Written task: Write the records below out in full, character for character, with no pictures.

***

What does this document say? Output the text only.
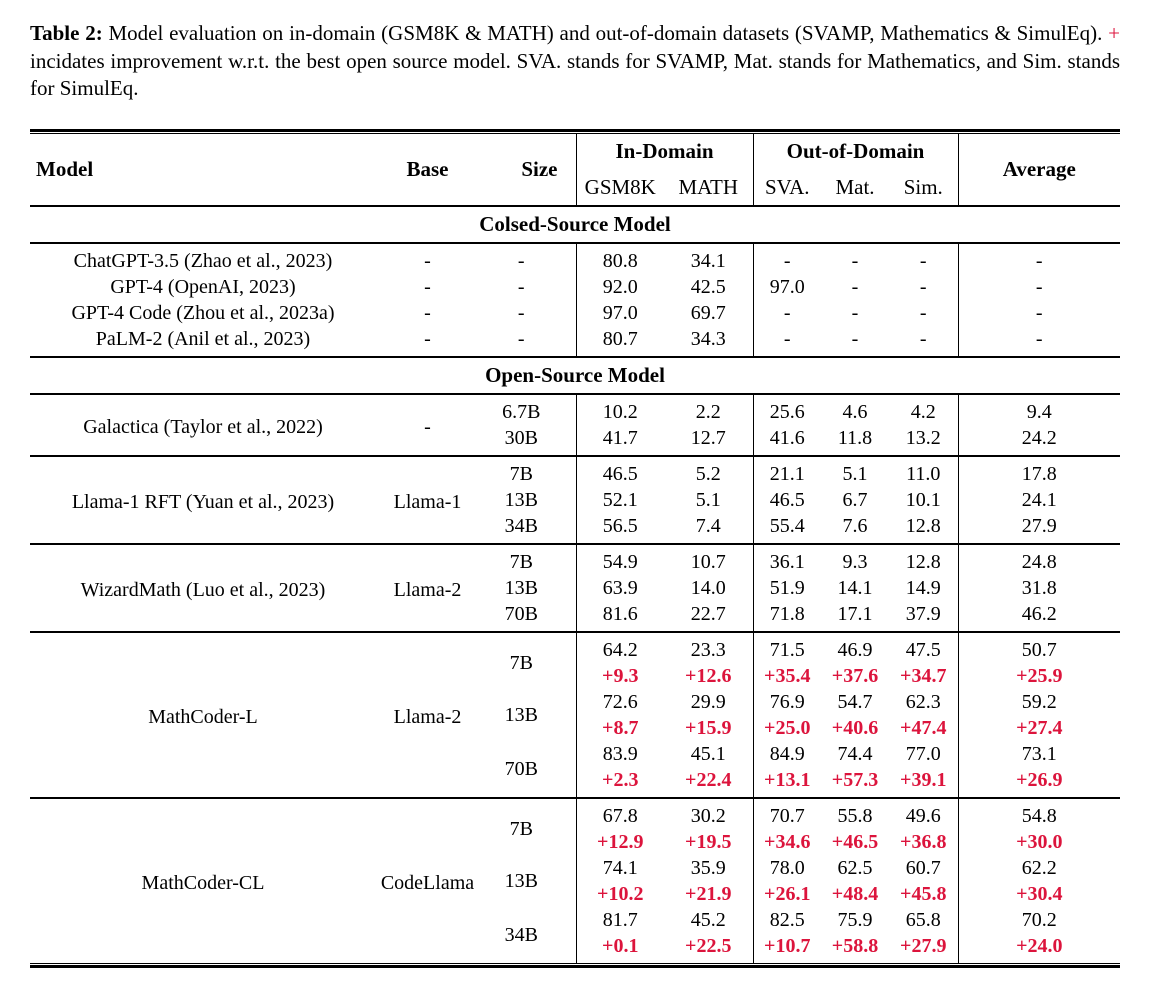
Table 2: Model evaluation on in-domain (GSM8K & MATH) and out-of-domain datasets (SVAMP, Mathematics & SimulEq). + incidates improvement w.r.t. the best open source model. SVA. stands for SVAMP, Mat. stands for Mathematics, and Sim. stands for SimulEq.

Model	Base	Size	In-Domain		Out-of-Domain			Average
			GSM8K	MATH	SVA.	Mat.	Sim.	
Colsed-Source Model								
ChatGPT-3.5 (Zhao et al., 2023)	-	-	80.8	34.1	-	-	-	-
GPT-4 (OpenAI, 2023)	-	-	92.0	42.5	97.0	-	-	-
GPT-4 Code (Zhou et al., 2023a)	-	-	97.0	69.7	-	-	-	-
PaLM-2 (Anil et al., 2023)	-	-	80.7	34.3	-	-	-	-
Open-Source Model								
Galactica (Taylor et al., 2022)	-	6.7B	10.2	2.2	25.6	4.6	4.2	9.4
		30B	41.7	12.7	41.6	11.8	13.2	24.2
Llama-1 RFT (Yuan et al., 2023)	Llama-1	7B	46.5	5.2	21.1	5.1	11.0	17.8
		13B	52.1	5.1	46.5	6.7	10.1	24.1
		34B	56.5	7.4	55.4	7.6	12.8	27.9
WizardMath (Luo et al., 2023)	Llama-2	7B	54.9	10.7	36.1	9.3	12.8	24.8
		13B	63.9	14.0	51.9	14.1	14.9	31.8
		70B	81.6	22.7	71.8	17.1	37.9	46.2
MathCoder-L	Llama-2	7B	64.2	23.3	71.5	46.9	47.5	50.7
			+9.3	+12.6	+35.4	+37.6	+34.7	+25.9
		13B	72.6	29.9	76.9	54.7	62.3	59.2
			+8.7	+15.9	+25.0	+40.6	+47.4	+27.4
		70B	83.9	45.1	84.9	74.4	77.0	73.1
			+2.3	+22.4	+13.1	+57.3	+39.1	+26.9
MathCoder-CL	CodeLlama	7B	67.8	30.2	70.7	55.8	49.6	54.8
			+12.9	+19.5	+34.6	+46.5	+36.8	+30.0
		13B	74.1	35.9	78.0	62.5	60.7	62.2
			+10.2	+21.9	+26.1	+48.4	+45.8	+30.4
		34B	81.7	45.2	82.5	75.9	65.8	70.2
			+0.1	+22.5	+10.7	+58.8	+27.9	+24.0
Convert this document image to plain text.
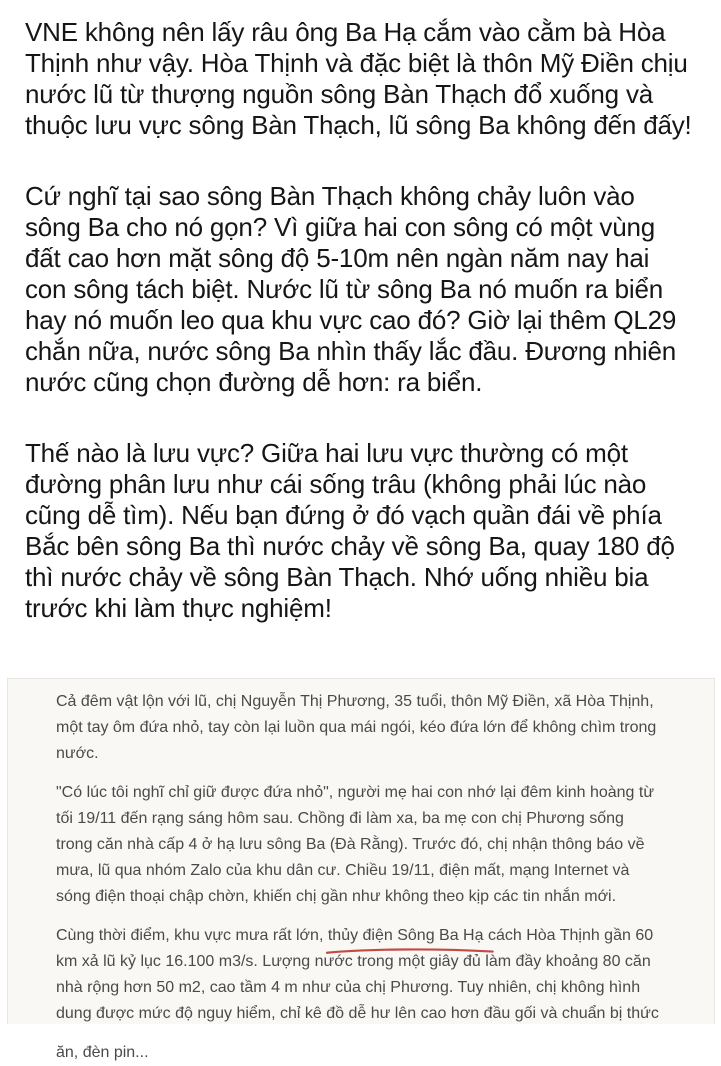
VNE không nên lấy râu ông Ba Hạ cắm vào cằm bà Hòa Thịnh như vậy. Hòa Thịnh và đặc biệt là thôn Mỹ Điền chịu nước lũ từ thượng nguồn sông Bàn Thạch đổ xuống và thuộc lưu vực sông Bàn Thạch, lũ sông Ba không đến đấy!

Cứ nghĩ tại sao sông Bàn Thạch không chảy luôn vào sông Ba cho nó gọn? Vì giữa hai con sông có một vùng đất cao hơn mặt sông độ 5-10m nên ngàn năm nay hai con sông tách biệt. Nước lũ từ sông Ba nó muốn ra biển hay nó muốn leo qua khu vực cao đó? Giờ lại thêm QL29 chắn nữa, nước sông Ba nhìn thấy lắc đầu. Đương nhiên nước cũng chọn đường dễ hơn: ra biển.

Thế nào là lưu vực? Giữa hai lưu vực thường có một đường phân lưu như cái sống trâu (không phải lúc nào cũng dễ tìm). Nếu bạn đứng ở đó vạch quần đái về phía Bắc bên sông Ba thì nước chảy về sông Ba, quay 180 độ thì nước chảy về sông Bàn Thạch. Nhớ uống nhiều bia trước khi làm thực nghiệm!

Cả đêm vật lộn với lũ, chị Nguyễn Thị Phương, 35 tuổi, thôn Mỹ Điền, xã Hòa Thịnh, một tay ôm đứa nhỏ, tay còn lại luồn qua mái ngói, kéo đứa lớn để không chìm trong nước.

"Có lúc tôi nghĩ chỉ giữ được đứa nhỏ", người mẹ hai con nhớ lại đêm kinh hoàng từ tối 19/11 đến rạng sáng hôm sau. Chồng đi làm xa, ba mẹ con chị Phương sống trong căn nhà cấp 4 ở hạ lưu sông Ba (Đà Rằng). Trước đó, chị nhận thông báo về mưa, lũ qua nhóm Zalo của khu dân cư. Chiều 19/11, điện mất, mạng Internet và sóng điện thoại chập chờn, khiến chị gần như không theo kịp các tin nhắn mới.

Cùng thời điểm, khu vực mưa rất lớn, thủy điện Sông Ba Hạ
cách Hòa Thịnh gần 60 km xả lũ kỷ lục 16.100 m3/s. Lượng nước trong một giây đủ làm đầy khoảng 80 căn nhà rộng hơn 50 m2, cao tầm 4 m như của chị Phương. Tuy nhiên, chị không hình dung được mức độ nguy hiểm, chỉ kê đồ dễ hư lên cao hơn đầu gối và chuẩn bị thức

ăn, đèn pin...
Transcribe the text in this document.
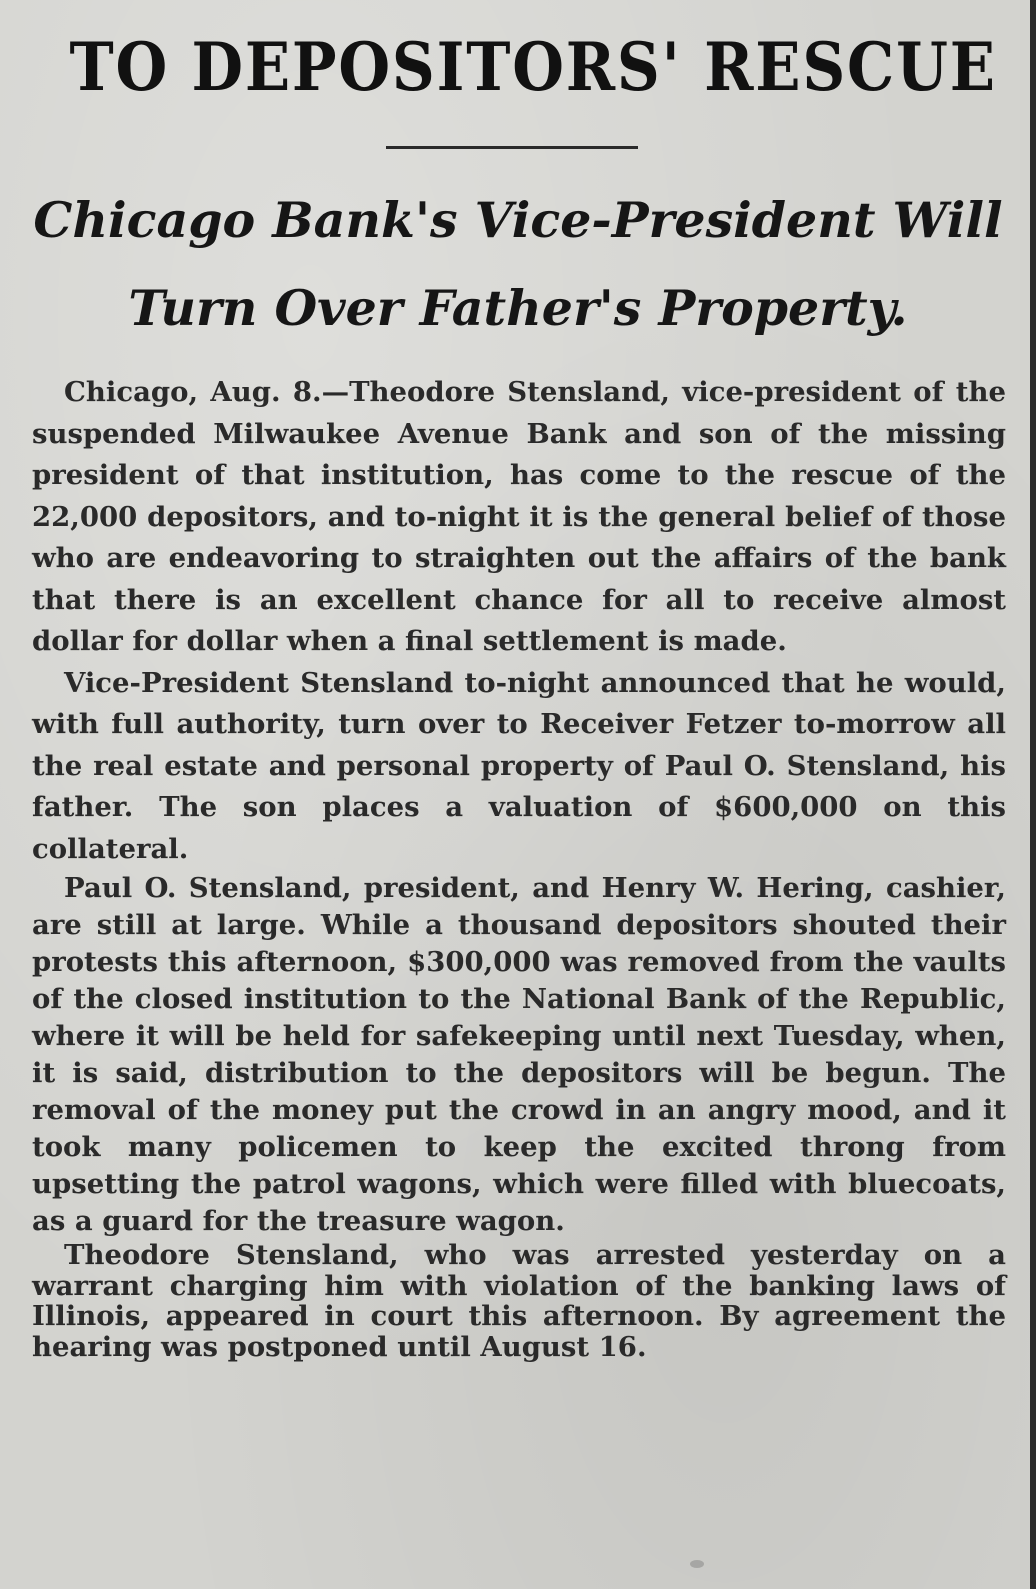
TO DEPOSITORS' RESCUE
Chicago Bank's Vice-President Will Turn Over Father's Property.

Chicago, Aug. 8.—Theodore Stensland, vice-president of the suspended Milwaukee Avenue Bank and son of the missing president of that institution, has come to the rescue of the 22,000 depositors, and to-night it is the general belief of those who are endeavoring to straighten out the affairs of the bank that there is an excellent chance for all to receive almost dollar for dollar when a final settlement is made.

Vice-President Stensland to-night announced that he would, with full authority, turn over to Receiver Fetzer to-morrow all the real estate and personal property of Paul O. Stensland, his father. The son places a valuation of $600,000 on this collateral.

Paul O. Stensland, president, and Henry W. Hering, cashier, are still at large. While a thousand depositors shouted their protests this afternoon, $300,000 was removed from the vaults of the closed institution to the National Bank of the Republic, where it will be held for safekeeping until next Tuesday, when, it is said, distribution to the depositors will be begun. The removal of the money put the crowd in an angry mood, and it took many policemen to keep the excited throng from upsetting the patrol wagons, which were filled with bluecoats, as a guard for the treasure wagon.

Theodore Stensland, who was arrested yesterday on a warrant charging him with violation of the banking laws of Illinois, appeared in court this afternoon. By agreement the hearing was postponed until August 16.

***

Output for this exercise:
What does this document say? Output the text only.
Table 2: Model evaluation on in-domain (GSM8K & MATH) and out-of-domain datasets (SVAMP, Mathematics & SimulEq). + incidates improvement w.r.t. the best open source model. SVA. stands for SVAMP, Mat. stands for Mathematics, and Sim. stands for SimulEq.

Model	Base	Size	In-Domain		Out-of-Domain			Average
			GSM8K	MATH	SVA.	Mat.	Sim.	
Colsed-Source Model								
ChatGPT-3.5 (Zhao et al., 2023)	-	-	80.8	34.1	-	-	-	-
GPT-4 (OpenAI, 2023)	-	-	92.0	42.5	97.0	-	-	-
GPT-4 Code (Zhou et al., 2023a)	-	-	97.0	69.7	-	-	-	-
PaLM-2 (Anil et al., 2023)	-	-	80.7	34.3	-	-	-	-
Open-Source Model								
Galactica (Taylor et al., 2022)	-	6.7B	10.2	2.2	25.6	4.6	4.2	9.4
		30B	41.7	12.7	41.6	11.8	13.2	24.2
Llama-1 RFT (Yuan et al., 2023)	Llama-1	7B	46.5	5.2	21.1	5.1	11.0	17.8
		13B	52.1	5.1	46.5	6.7	10.1	24.1
		34B	56.5	7.4	55.4	7.6	12.8	27.9
WizardMath (Luo et al., 2023)	Llama-2	7B	54.9	10.7	36.1	9.3	12.8	24.8
		13B	63.9	14.0	51.9	14.1	14.9	31.8
		70B	81.6	22.7	71.8	17.1	37.9	46.2
MathCoder-L	Llama-2	7B	64.2	23.3	71.5	46.9	47.5	50.7
			+9.3	+12.6	+35.4	+37.6	+34.7	+25.9
		13B	72.6	29.9	76.9	54.7	62.3	59.2
			+8.7	+15.9	+25.0	+40.6	+47.4	+27.4
		70B	83.9	45.1	84.9	74.4	77.0	73.1
			+2.3	+22.4	+13.1	+57.3	+39.1	+26.9
MathCoder-CL	CodeLlama	7B	67.8	30.2	70.7	55.8	49.6	54.8
			+12.9	+19.5	+34.6	+46.5	+36.8	+30.0
		13B	74.1	35.9	78.0	62.5	60.7	62.2
			+10.2	+21.9	+26.1	+48.4	+45.8	+30.4
		34B	81.7	45.2	82.5	75.9	65.8	70.2
			+0.1	+22.5	+10.7	+58.8	+27.9	+24.0
Convert this document image to plain text.
VNE không nên lấy râu ông Ba Hạ cắm vào cằm bà Hòa Thịnh như vậy. Hòa Thịnh và đặc biệt là thôn Mỹ Điền chịu nước lũ từ thượng nguồn sông Bàn Thạch đổ xuống và thuộc lưu vực sông Bàn Thạch, lũ sông Ba không đến đấy!

Cứ nghĩ tại sao sông Bàn Thạch không chảy luôn vào sông Ba cho nó gọn? Vì giữa hai con sông có một vùng đất cao hơn mặt sông độ 5-10m nên ngàn năm nay hai con sông tách biệt. Nước lũ từ sông Ba nó muốn ra biển hay nó muốn leo qua khu vực cao đó? Giờ lại thêm QL29 chắn nữa, nước sông Ba nhìn thấy lắc đầu. Đương nhiên nước cũng chọn đường dễ hơn: ra biển.

Thế nào là lưu vực? Giữa hai lưu vực thường có một đường phân lưu như cái sống trâu (không phải lúc nào cũng dễ tìm). Nếu bạn đứng ở đó vạch quần đái về phía Bắc bên sông Ba thì nước chảy về sông Ba, quay 180 độ thì nước chảy về sông Bàn Thạch. Nhớ uống nhiều bia trước khi làm thực nghiệm!

Cả đêm vật lộn với lũ, chị Nguyễn Thị Phương, 35 tuổi, thôn Mỹ Điền, xã Hòa Thịnh, một tay ôm đứa nhỏ, tay còn lại luồn qua mái ngói, kéo đứa lớn để không chìm trong nước.

"Có lúc tôi nghĩ chỉ giữ được đứa nhỏ", người mẹ hai con nhớ lại đêm kinh hoàng từ tối 19/11 đến rạng sáng hôm sau. Chồng đi làm xa, ba mẹ con chị Phương sống trong căn nhà cấp 4 ở hạ lưu sông Ba (Đà Rằng). Trước đó, chị nhận thông báo về mưa, lũ qua nhóm Zalo của khu dân cư. Chiều 19/11, điện mất, mạng Internet và sóng điện thoại chập chờn, khiến chị gần như không theo kịp các tin nhắn mới.

Cùng thời điểm, khu vực mưa rất lớn, thủy điện Sông Ba Hạ
cách Hòa Thịnh gần 60 km xả lũ kỷ lục 16.100 m3/s. Lượng nước trong một giây đủ làm đầy khoảng 80 căn nhà rộng hơn 50 m2, cao tầm 4 m như của chị Phương. Tuy nhiên, chị không hình dung được mức độ nguy hiểm, chỉ kê đồ dễ hư lên cao hơn đầu gối và chuẩn bị thức

ăn, đèn pin...
Transcribe the text in this document.
TO DEPOSITORS' RESCUE
Chicago Bank's Vice-President Will Turn Over Father's Property.

Chicago, Aug. 8.—Theodore Stensland, vice-president of the suspended Milwaukee Avenue Bank and son of the missing president of that institution, has come to the rescue of the 22,000 depositors, and to-night it is the general belief of those who are endeavoring to straighten out the affairs of the bank that there is an excellent chance for all to receive almost dollar for dollar when a final settlement is made.

Vice-President Stensland to-night announced that he would, with full authority, turn over to Receiver Fetzer to-morrow all the real estate and personal property of Paul O. Stensland, his father. The son places a valuation of $600,000 on this collateral.

Paul O. Stensland, president, and Henry W. Hering, cashier, are still at large. While a thousand depositors shouted their protests this afternoon, $300,000 was removed from the vaults of the closed institution to the National Bank of the Republic, where it will be held for safekeeping until next Tuesday, when, it is said, distribution to the depositors will be begun. The removal of the money put the crowd in an angry mood, and it took many policemen to keep the excited throng from upsetting the patrol wagons, which were filled with bluecoats, as a guard for the treasure wagon.

Theodore Stensland, who was arrested yesterday on a warrant charging him with violation of the banking laws of Illinois, appeared in court this afternoon. By agreement the hearing was postponed until August 16.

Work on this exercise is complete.